Collected data entries:
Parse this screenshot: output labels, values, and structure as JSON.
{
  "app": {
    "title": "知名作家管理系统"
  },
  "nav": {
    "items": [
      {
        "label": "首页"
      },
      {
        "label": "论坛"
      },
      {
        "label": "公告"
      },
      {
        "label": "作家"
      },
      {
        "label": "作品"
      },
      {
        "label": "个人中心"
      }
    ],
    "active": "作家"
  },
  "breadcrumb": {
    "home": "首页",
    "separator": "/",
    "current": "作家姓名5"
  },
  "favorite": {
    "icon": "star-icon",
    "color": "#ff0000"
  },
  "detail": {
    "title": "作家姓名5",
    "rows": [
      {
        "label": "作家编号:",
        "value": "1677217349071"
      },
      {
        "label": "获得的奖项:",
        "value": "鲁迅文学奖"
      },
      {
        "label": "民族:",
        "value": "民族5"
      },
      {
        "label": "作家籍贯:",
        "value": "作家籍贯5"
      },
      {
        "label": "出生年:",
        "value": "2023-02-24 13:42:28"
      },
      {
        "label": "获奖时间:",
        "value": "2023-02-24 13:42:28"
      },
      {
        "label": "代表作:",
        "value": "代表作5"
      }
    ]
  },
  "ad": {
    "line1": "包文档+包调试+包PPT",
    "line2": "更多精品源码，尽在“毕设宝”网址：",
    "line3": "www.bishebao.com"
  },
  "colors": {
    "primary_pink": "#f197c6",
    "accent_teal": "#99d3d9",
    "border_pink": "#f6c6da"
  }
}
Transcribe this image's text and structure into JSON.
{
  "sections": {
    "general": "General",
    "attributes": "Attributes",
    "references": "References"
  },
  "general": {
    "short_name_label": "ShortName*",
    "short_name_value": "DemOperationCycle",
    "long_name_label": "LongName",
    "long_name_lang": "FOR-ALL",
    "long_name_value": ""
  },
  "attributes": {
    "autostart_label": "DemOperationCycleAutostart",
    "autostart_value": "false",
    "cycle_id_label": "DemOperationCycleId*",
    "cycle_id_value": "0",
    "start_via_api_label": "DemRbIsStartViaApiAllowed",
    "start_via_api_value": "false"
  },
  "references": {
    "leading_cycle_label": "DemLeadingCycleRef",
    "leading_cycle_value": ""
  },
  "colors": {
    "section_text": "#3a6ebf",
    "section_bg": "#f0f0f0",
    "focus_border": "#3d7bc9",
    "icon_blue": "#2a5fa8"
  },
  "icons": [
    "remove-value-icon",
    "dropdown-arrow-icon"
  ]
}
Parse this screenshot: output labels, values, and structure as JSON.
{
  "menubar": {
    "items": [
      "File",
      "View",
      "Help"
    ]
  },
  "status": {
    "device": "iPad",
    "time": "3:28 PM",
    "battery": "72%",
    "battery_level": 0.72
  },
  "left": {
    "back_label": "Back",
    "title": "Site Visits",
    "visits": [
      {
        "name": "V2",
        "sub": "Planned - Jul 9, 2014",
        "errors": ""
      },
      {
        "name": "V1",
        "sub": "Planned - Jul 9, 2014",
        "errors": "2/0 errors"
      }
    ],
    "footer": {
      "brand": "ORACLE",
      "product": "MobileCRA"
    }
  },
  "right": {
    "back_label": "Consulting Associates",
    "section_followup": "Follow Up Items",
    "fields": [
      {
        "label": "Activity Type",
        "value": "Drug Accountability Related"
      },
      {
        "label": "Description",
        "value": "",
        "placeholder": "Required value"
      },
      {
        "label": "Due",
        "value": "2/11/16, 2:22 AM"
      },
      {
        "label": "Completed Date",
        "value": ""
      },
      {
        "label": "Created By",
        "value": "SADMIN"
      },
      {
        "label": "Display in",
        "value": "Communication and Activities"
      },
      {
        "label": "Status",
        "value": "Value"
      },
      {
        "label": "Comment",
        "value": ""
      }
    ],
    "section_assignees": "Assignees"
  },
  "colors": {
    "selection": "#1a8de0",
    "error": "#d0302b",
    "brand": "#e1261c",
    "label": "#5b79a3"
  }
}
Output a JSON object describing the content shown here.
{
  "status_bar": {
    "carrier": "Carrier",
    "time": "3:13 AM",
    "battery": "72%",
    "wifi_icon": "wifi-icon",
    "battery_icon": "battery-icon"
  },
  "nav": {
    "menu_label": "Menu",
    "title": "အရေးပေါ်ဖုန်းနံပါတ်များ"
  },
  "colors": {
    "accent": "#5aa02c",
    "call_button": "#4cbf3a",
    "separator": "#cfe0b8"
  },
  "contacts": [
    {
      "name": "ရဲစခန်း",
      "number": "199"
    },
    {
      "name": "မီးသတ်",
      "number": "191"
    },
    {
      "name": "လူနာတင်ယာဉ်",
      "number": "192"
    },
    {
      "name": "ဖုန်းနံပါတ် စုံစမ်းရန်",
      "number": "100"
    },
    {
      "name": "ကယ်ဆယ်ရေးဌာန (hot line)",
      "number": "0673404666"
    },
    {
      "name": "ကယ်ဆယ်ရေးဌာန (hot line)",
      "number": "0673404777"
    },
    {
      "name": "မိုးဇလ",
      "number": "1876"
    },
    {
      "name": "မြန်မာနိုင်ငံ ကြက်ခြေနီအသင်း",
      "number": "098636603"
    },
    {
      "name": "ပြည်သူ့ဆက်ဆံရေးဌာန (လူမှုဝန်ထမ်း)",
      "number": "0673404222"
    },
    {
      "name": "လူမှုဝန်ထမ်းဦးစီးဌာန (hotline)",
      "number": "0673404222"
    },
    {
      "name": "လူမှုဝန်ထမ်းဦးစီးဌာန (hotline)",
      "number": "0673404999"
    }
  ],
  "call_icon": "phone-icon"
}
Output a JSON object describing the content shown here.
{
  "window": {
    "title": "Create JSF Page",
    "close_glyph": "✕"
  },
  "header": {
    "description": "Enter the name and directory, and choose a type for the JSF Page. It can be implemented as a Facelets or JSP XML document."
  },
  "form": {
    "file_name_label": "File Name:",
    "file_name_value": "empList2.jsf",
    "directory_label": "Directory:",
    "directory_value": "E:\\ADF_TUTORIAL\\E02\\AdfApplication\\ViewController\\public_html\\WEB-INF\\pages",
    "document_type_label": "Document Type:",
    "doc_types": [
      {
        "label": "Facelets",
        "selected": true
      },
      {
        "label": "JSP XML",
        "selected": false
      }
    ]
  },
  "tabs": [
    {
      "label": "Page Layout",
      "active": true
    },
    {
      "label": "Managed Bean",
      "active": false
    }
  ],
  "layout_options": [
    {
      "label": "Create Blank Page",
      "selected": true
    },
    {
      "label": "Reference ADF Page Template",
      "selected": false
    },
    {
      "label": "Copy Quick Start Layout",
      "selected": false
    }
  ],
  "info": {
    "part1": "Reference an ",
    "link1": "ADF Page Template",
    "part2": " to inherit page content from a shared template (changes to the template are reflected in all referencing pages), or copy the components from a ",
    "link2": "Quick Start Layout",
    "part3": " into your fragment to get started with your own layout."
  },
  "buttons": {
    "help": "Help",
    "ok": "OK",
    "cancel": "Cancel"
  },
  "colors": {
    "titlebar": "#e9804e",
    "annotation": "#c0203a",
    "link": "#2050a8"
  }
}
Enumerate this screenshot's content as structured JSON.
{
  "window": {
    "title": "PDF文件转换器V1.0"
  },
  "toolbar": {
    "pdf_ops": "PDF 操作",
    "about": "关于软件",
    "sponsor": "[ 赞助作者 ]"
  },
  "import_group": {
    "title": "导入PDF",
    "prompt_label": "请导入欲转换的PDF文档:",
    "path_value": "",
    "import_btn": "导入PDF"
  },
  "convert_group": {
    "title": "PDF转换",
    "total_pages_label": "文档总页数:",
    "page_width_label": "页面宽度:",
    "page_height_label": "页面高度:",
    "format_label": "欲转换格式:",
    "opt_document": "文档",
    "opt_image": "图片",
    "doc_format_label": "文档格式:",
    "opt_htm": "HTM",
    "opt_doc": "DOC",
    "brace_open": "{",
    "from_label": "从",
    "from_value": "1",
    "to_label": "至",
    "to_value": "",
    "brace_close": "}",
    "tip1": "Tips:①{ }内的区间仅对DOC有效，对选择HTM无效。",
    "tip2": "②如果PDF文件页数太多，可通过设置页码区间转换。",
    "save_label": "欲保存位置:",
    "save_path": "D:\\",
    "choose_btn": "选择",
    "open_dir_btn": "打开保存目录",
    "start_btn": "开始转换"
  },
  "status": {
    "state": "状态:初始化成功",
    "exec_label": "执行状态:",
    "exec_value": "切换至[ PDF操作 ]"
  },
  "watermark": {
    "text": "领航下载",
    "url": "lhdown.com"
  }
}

WHAT IS EXPECTED: Output exactly the lines above, from the one holding "Enumerate this screenshot's" through the end of the data, including the first and last.

SOLUTION:
Enumerate this screenshot's content as structured JSON.
{
  "window": {
    "title": "PDF文件转换器V1.0"
  },
  "toolbar": {
    "pdf_ops": "PDF 操作",
    "about": "关于软件",
    "sponsor": "[ 赞助作者 ]"
  },
  "import_group": {
    "title": "导入PDF",
    "prompt_label": "请导入欲转换的PDF文档:",
    "path_value": "",
    "import_btn": "导入PDF"
  },
  "convert_group": {
    "title": "PDF转换",
    "total_pages_label": "文档总页数:",
    "page_width_label": "页面宽度:",
    "page_height_label": "页面高度:",
    "format_label": "欲转换格式:",
    "opt_document": "文档",
    "opt_image": "图片",
    "doc_format_label": "文档格式:",
    "opt_htm": "HTM",
    "opt_doc": "DOC",
    "brace_open": "{",
    "from_label": "从",
    "from_value": "1",
    "to_label": "至",
    "to_value": "",
    "brace_close": "}",
    "tip1": "Tips:①{ }内的区间仅对DOC有效，对选择HTM无效。",
    "tip2": "②如果PDF文件页数太多，可通过设置页码区间转换。",
    "save_label": "欲保存位置:",
    "save_path": "D:\\",
    "choose_btn": "选择",
    "open_dir_btn": "打开保存目录",
    "start_btn": "开始转换"
  },
  "status": {
    "state": "状态:初始化成功",
    "exec_label": "执行状态:",
    "exec_value": "切换至[ PDF操作 ]"
  },
  "watermark": {
    "text": "领航下载",
    "url": "lhdown.com"
  }
}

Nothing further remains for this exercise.